- **WRITTEN EXERCISE**
For each line of the data below that holds "page", copy the line.

- **RECORDS FOR THE EXERCISE**
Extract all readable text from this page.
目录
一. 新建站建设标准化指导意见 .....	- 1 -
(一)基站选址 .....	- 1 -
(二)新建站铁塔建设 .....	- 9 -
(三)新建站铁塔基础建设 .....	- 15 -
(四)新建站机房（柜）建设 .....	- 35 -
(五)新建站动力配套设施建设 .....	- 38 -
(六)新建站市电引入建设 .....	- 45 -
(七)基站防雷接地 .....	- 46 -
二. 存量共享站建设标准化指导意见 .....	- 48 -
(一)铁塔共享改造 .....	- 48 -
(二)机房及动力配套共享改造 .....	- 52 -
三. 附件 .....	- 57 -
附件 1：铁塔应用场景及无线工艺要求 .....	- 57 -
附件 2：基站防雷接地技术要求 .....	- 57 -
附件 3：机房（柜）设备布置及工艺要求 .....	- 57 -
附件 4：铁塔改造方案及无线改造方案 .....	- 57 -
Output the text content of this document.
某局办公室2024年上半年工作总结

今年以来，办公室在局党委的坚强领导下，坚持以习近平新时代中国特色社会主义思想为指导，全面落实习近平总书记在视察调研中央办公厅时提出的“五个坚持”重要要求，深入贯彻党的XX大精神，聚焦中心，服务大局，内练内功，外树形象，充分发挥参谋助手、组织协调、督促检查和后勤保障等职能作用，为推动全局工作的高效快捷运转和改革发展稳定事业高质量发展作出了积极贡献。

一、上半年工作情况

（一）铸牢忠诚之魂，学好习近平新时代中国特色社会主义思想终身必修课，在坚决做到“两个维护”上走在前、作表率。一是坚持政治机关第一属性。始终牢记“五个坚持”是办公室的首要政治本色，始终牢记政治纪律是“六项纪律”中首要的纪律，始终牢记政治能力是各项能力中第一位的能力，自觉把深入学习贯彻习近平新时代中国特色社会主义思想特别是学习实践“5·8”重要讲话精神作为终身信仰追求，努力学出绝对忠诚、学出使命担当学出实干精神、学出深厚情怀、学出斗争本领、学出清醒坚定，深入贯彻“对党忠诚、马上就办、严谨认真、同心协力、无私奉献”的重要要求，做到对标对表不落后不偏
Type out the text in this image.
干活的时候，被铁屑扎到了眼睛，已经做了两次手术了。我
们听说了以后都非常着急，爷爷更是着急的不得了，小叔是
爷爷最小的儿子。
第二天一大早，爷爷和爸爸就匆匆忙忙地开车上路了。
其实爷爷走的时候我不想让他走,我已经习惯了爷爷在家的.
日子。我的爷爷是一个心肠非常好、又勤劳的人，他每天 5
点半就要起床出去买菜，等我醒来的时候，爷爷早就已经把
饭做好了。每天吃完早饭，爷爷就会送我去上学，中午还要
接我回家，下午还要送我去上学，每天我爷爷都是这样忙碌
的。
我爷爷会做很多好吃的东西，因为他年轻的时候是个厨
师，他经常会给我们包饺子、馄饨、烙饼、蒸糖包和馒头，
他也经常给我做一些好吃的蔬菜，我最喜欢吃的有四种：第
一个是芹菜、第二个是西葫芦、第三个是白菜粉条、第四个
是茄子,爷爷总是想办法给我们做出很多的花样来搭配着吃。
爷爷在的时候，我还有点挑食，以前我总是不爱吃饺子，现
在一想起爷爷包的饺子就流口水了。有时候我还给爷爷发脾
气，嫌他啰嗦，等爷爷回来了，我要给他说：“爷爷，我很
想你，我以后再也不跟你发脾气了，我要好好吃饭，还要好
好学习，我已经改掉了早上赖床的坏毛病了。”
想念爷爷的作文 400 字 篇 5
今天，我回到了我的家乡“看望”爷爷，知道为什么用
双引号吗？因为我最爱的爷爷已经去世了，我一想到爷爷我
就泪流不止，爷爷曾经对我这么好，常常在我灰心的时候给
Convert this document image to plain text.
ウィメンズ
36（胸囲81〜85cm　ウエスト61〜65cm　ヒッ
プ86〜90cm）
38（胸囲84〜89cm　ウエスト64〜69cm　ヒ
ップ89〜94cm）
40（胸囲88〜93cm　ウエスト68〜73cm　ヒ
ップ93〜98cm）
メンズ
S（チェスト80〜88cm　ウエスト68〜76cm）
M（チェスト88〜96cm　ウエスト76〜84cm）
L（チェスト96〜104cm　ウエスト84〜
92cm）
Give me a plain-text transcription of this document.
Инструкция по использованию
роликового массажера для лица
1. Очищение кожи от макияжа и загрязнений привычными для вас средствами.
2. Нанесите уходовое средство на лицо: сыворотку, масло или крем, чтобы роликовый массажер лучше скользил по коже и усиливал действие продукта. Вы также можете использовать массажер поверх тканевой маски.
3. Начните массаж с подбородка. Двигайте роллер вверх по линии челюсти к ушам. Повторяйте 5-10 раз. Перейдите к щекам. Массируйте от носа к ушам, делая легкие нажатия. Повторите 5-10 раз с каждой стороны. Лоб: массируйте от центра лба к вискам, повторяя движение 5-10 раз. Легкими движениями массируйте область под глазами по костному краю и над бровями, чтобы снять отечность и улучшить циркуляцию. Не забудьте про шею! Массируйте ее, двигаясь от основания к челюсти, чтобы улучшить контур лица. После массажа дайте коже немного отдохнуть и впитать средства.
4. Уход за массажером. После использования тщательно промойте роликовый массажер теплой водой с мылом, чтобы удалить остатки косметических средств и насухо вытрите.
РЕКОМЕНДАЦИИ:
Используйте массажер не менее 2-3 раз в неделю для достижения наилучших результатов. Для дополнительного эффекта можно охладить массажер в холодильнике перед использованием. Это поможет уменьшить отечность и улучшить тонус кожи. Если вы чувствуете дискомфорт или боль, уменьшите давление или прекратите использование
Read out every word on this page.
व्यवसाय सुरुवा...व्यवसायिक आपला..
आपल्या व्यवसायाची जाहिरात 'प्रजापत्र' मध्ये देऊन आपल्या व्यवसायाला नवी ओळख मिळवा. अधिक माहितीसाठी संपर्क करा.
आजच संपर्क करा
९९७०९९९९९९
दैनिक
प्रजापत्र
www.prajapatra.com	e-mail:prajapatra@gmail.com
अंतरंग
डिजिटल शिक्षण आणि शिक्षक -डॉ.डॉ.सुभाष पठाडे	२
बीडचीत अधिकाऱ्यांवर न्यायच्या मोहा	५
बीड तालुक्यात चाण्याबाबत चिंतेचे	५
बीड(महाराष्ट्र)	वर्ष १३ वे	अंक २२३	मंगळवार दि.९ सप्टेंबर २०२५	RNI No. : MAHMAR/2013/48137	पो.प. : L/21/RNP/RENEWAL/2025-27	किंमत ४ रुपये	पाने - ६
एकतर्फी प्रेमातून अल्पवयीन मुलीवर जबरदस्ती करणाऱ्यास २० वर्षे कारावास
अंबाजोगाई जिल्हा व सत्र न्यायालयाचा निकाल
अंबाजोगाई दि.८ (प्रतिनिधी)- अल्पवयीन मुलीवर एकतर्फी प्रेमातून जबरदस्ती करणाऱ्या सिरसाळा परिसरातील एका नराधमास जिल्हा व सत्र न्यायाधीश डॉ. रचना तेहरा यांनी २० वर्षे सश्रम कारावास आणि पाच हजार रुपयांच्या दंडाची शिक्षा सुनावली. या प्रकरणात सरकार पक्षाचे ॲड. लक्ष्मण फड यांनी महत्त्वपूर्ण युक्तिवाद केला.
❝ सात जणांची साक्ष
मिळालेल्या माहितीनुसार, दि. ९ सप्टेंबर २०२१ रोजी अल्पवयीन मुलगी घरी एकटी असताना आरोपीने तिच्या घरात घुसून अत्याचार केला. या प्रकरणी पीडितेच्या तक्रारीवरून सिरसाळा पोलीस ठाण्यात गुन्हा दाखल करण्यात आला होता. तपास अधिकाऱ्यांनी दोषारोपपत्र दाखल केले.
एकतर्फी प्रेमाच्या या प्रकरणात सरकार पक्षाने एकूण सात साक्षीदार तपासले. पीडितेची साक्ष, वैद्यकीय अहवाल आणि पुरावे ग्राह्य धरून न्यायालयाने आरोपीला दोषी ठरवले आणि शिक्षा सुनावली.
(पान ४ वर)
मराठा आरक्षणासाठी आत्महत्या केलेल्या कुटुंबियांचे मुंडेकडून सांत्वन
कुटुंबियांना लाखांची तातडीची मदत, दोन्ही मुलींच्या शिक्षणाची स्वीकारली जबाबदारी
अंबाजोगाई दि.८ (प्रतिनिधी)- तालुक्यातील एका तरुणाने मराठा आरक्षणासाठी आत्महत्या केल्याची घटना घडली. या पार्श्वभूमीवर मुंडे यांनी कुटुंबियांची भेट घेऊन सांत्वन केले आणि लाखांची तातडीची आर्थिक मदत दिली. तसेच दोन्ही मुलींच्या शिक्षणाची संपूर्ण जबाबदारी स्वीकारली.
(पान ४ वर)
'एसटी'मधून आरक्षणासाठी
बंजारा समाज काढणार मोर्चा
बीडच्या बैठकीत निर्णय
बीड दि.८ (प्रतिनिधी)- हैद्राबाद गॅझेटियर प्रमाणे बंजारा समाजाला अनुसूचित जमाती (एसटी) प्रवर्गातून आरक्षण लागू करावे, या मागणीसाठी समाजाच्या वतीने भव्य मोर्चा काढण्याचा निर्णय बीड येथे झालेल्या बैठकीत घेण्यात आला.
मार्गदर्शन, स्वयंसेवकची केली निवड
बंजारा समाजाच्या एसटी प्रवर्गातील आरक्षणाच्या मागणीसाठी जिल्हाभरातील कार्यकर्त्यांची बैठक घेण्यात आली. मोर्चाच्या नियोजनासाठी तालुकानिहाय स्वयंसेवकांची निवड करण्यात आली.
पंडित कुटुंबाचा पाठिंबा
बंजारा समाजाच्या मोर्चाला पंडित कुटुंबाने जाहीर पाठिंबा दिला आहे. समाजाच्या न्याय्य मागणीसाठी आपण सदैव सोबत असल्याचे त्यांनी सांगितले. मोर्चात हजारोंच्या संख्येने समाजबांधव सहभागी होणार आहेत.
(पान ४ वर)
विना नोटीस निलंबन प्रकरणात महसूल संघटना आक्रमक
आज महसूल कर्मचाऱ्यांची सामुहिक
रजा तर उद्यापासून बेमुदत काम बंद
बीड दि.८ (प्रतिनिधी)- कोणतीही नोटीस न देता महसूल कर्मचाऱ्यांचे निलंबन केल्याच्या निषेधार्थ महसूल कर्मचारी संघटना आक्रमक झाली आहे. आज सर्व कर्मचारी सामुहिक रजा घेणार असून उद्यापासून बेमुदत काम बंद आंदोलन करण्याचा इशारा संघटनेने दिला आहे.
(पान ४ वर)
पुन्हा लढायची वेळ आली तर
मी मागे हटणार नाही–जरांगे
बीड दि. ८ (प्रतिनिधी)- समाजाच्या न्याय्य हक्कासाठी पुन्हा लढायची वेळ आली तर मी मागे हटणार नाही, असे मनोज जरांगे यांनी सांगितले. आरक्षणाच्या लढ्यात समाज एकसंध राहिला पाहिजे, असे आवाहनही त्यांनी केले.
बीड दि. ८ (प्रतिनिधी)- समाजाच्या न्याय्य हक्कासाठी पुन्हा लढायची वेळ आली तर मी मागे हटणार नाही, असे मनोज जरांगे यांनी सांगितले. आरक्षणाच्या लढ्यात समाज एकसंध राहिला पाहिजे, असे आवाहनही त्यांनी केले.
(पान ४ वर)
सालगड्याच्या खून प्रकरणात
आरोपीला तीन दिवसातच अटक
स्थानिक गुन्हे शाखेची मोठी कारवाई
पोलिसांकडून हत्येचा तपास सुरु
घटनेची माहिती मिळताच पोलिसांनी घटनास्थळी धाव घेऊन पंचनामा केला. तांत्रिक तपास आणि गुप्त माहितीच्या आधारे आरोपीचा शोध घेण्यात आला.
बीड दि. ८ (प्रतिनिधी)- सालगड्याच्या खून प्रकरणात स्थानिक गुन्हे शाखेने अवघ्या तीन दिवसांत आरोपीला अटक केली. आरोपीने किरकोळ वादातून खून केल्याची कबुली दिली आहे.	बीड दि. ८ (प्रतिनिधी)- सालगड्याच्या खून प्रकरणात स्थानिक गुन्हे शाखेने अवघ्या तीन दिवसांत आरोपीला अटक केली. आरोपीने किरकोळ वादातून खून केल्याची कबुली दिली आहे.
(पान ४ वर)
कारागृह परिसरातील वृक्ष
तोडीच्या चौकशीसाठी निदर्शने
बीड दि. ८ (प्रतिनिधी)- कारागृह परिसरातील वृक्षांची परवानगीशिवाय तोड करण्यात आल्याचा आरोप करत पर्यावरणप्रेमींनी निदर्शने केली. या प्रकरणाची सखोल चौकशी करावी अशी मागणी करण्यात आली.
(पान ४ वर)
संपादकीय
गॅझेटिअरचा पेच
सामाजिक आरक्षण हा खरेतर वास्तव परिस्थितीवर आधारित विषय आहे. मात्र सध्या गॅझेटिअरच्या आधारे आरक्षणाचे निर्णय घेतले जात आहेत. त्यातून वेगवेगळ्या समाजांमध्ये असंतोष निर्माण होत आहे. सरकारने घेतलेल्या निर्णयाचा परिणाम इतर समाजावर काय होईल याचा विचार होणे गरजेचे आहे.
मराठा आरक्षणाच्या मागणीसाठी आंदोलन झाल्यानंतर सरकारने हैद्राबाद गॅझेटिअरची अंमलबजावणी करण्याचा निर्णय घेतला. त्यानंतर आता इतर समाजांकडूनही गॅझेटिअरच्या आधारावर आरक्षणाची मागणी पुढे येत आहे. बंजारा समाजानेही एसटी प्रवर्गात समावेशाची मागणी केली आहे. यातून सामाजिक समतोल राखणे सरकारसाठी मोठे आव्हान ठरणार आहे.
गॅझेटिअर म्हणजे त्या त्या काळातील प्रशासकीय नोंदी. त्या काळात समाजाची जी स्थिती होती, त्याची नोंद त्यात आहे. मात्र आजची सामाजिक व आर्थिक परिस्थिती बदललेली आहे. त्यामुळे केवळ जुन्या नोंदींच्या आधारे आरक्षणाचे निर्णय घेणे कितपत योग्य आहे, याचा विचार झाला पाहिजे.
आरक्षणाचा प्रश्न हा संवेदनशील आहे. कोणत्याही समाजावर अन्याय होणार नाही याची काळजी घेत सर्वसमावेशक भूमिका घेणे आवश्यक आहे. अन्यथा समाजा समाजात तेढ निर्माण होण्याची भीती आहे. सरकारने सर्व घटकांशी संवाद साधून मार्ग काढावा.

- **THE SOLUTION**
Extract all readable text from this page.
Read out every word on this page.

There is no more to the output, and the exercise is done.